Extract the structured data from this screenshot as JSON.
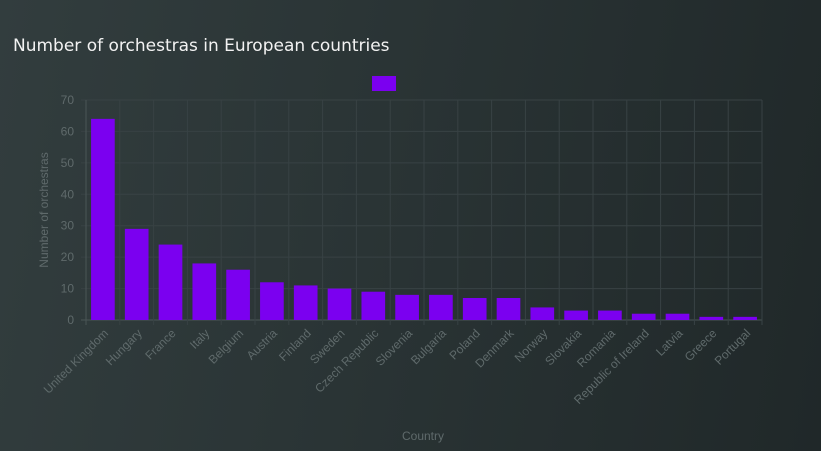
{
  "title": "Number of orchestras in European countries",
  "colors": {
    "bar": "#7b00f0",
    "grid": "#384244",
    "axis": "#4a5556",
    "text": "#5f6a6b"
  },
  "chart_data": {
    "type": "bar",
    "title": "Number of orchestras in European countries",
    "xlabel": "Country",
    "ylabel": "Number of orchestras",
    "ylim": [
      0,
      70
    ],
    "yticks": [
      0,
      10,
      20,
      30,
      40,
      50,
      60,
      70
    ],
    "grid": true,
    "legend": "top-center",
    "categories": [
      "United Kingdom",
      "Hungary",
      "France",
      "Italy",
      "Belgium",
      "Austria",
      "Finland",
      "Sweden",
      "Czech Republic",
      "Slovenia",
      "Bulgaria",
      "Poland",
      "Denmark",
      "Norway",
      "Slovakia",
      "Romania",
      "Republic of Ireland",
      "Latvia",
      "Greece",
      "Portugal"
    ],
    "series": [
      {
        "values": [
          64,
          29,
          24,
          18,
          16,
          12,
          11,
          10,
          9,
          8,
          8,
          7,
          7,
          4,
          3,
          3,
          2,
          2,
          1,
          1
        ]
      }
    ]
  }
}
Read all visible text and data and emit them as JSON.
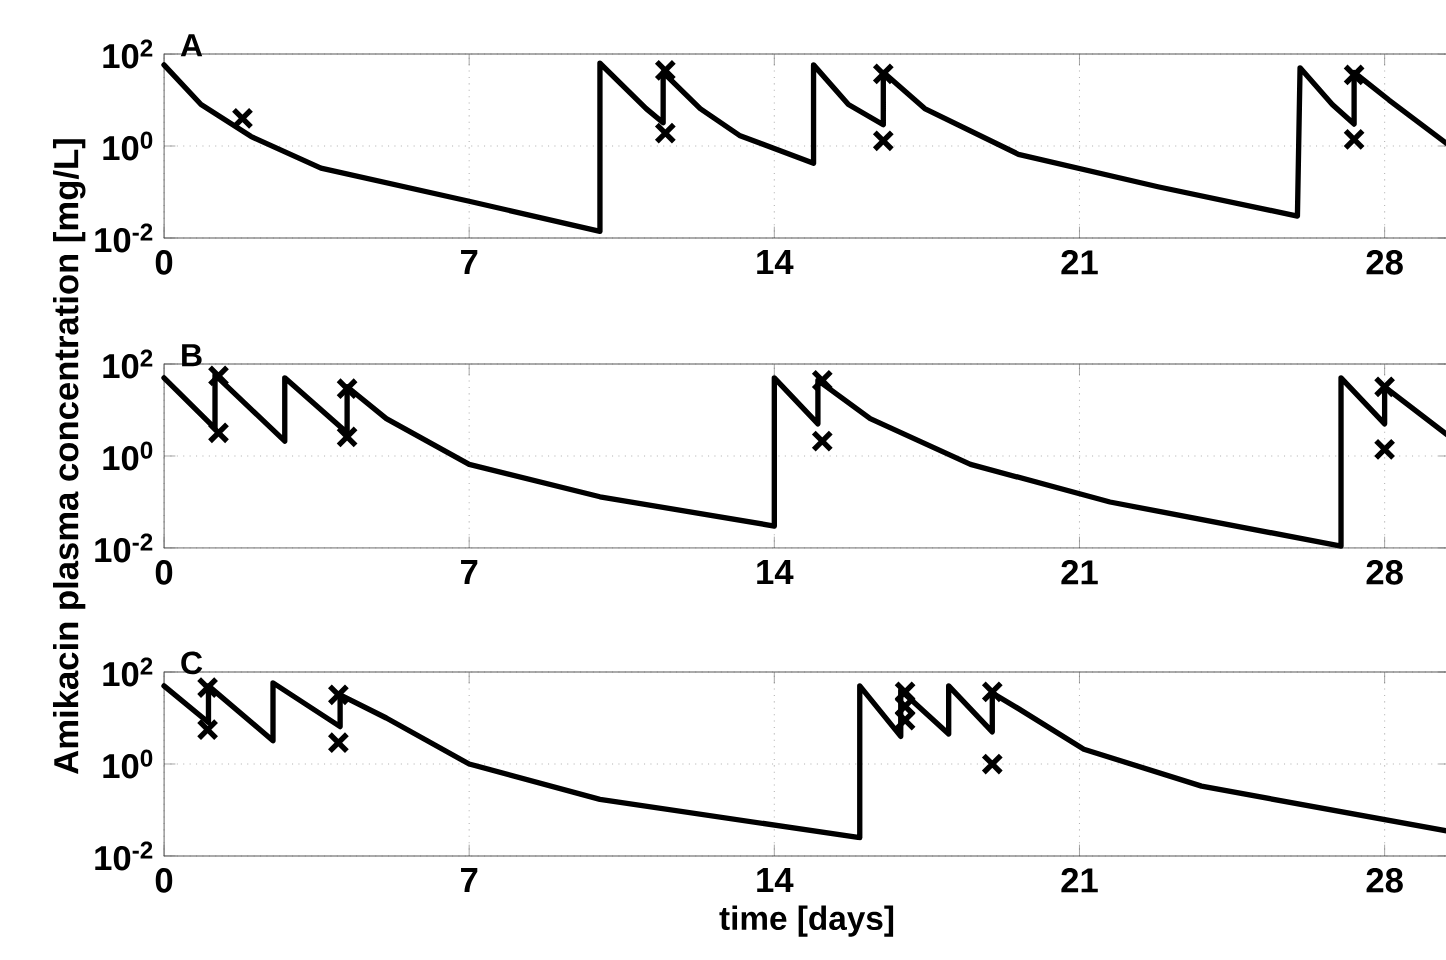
{
  "chart_data": [
    {
      "type": "line",
      "title": "A",
      "log": "y",
      "grid": true,
      "xlim": [
        0,
        29.5
      ],
      "ylim": [
        0.01,
        100
      ],
      "xticks": [
        0,
        7,
        14,
        21,
        28
      ],
      "yticks": [
        {
          "value": 0.01,
          "label": "10$^{-2}$"
        },
        {
          "value": 1,
          "label": "10$^{0}$"
        },
        {
          "value": 100,
          "label": "10$^{2}$"
        }
      ],
      "series": [
        {
          "color": "#000000",
          "marker": "none",
          "line_style": "solid",
          "x": [
            0,
            0.85,
            2.0,
            3.6,
            7.0,
            10.0,
            10.0,
            11.06,
            11.45,
            11.45,
            12.3,
            13.2,
            14.9,
            14.9,
            15.7,
            16.5,
            16.5,
            17.45,
            19.6,
            22.8,
            26.0,
            26.06,
            26.8,
            27.3,
            27.3,
            28.1,
            29.5
          ],
          "values": [
            58,
            8,
            1.6,
            0.33,
            0.063,
            0.014,
            63,
            6.5,
            3.2,
            40,
            6.5,
            1.7,
            0.42,
            58,
            8,
            2.9,
            40,
            6.5,
            0.66,
            0.13,
            0.03,
            50,
            8,
            3,
            40,
            10,
            1.0
          ]
        },
        {
          "type": "scatter",
          "color": "#000000",
          "marker": "cross",
          "x": [
            1.8,
            11.5,
            11.5,
            16.5,
            16.5,
            27.3,
            27.3
          ],
          "values": [
            4.0,
            44,
            1.9,
            37,
            1.3,
            35,
            1.4
          ]
        }
      ]
    },
    {
      "type": "line",
      "title": "B",
      "ylabel": "Amikacin plasma concentration [mg/L]",
      "log": "y",
      "grid": true,
      "xlim": [
        0,
        29.5
      ],
      "ylim": [
        0.01,
        100
      ],
      "xticks": [
        0,
        7,
        14,
        21,
        28
      ],
      "yticks": [
        {
          "value": 0.01,
          "label": "10$^{-2}$"
        },
        {
          "value": 1,
          "label": "10$^{0}$"
        },
        {
          "value": 100,
          "label": "10$^{2}$"
        }
      ],
      "series": [
        {
          "color": "#000000",
          "marker": "none",
          "line_style": "solid",
          "x": [
            0,
            1.17,
            1.17,
            2.77,
            2.77,
            4.2,
            4.2,
            5.1,
            7.0,
            10.0,
            14.0,
            14.0,
            15.0,
            15.0,
            16.2,
            18.5,
            21.7,
            27.0,
            27.0,
            28.0,
            28.0,
            29.5
          ],
          "values": [
            50,
            4,
            58,
            2.1,
            50,
            3.2,
            32,
            6.5,
            0.66,
            0.13,
            0.03,
            50,
            5,
            44,
            6.5,
            0.66,
            0.1,
            0.011,
            50,
            5,
            32,
            2.6
          ]
        },
        {
          "type": "scatter",
          "color": "#000000",
          "marker": "cross",
          "x": [
            1.25,
            1.25,
            4.2,
            4.2,
            15.1,
            15.1,
            28.0,
            28.0
          ],
          "values": [
            55,
            3.2,
            29,
            2.6,
            44,
            2.1,
            32,
            1.4
          ]
        }
      ]
    },
    {
      "type": "line",
      "title": "C",
      "xlabel": "time [days]",
      "log": "y",
      "grid": true,
      "xlim": [
        0,
        29.5
      ],
      "ylim": [
        0.01,
        100
      ],
      "xticks": [
        0,
        7,
        14,
        21,
        28
      ],
      "yticks": [
        {
          "value": 0.01,
          "label": "10$^{-2}$"
        },
        {
          "value": 1,
          "label": "10$^{0}$"
        },
        {
          "value": 100,
          "label": "10$^{2}$"
        }
      ],
      "series": [
        {
          "color": "#000000",
          "marker": "none",
          "line_style": "solid",
          "x": [
            0,
            1.02,
            1.02,
            2.5,
            2.5,
            4.04,
            4.04,
            5.1,
            7.0,
            10.0,
            15.96,
            15.96,
            16.9,
            16.9,
            18.0,
            18.0,
            19.0,
            19.0,
            19.6,
            21.1,
            23.8,
            29.5
          ],
          "values": [
            50,
            8,
            50,
            3.2,
            58,
            6.5,
            32,
            10,
            1.0,
            0.17,
            0.025,
            50,
            4,
            40,
            4.5,
            50,
            5,
            35,
            16,
            2.1,
            0.33,
            0.034
          ]
        },
        {
          "type": "scatter",
          "color": "#000000",
          "marker": "cross",
          "x": [
            1.0,
            1.0,
            4.0,
            4.0,
            17.0,
            17.0,
            17.0,
            19.0,
            19.0
          ],
          "values": [
            46,
            5.6,
            32,
            2.9,
            37,
            18,
            9,
            37,
            1.0
          ]
        }
      ]
    }
  ]
}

..............................

> **Exercise instructions**: From the records above, work out how many lines contain the string "JSON". Give only the number.

> **The solution**: 2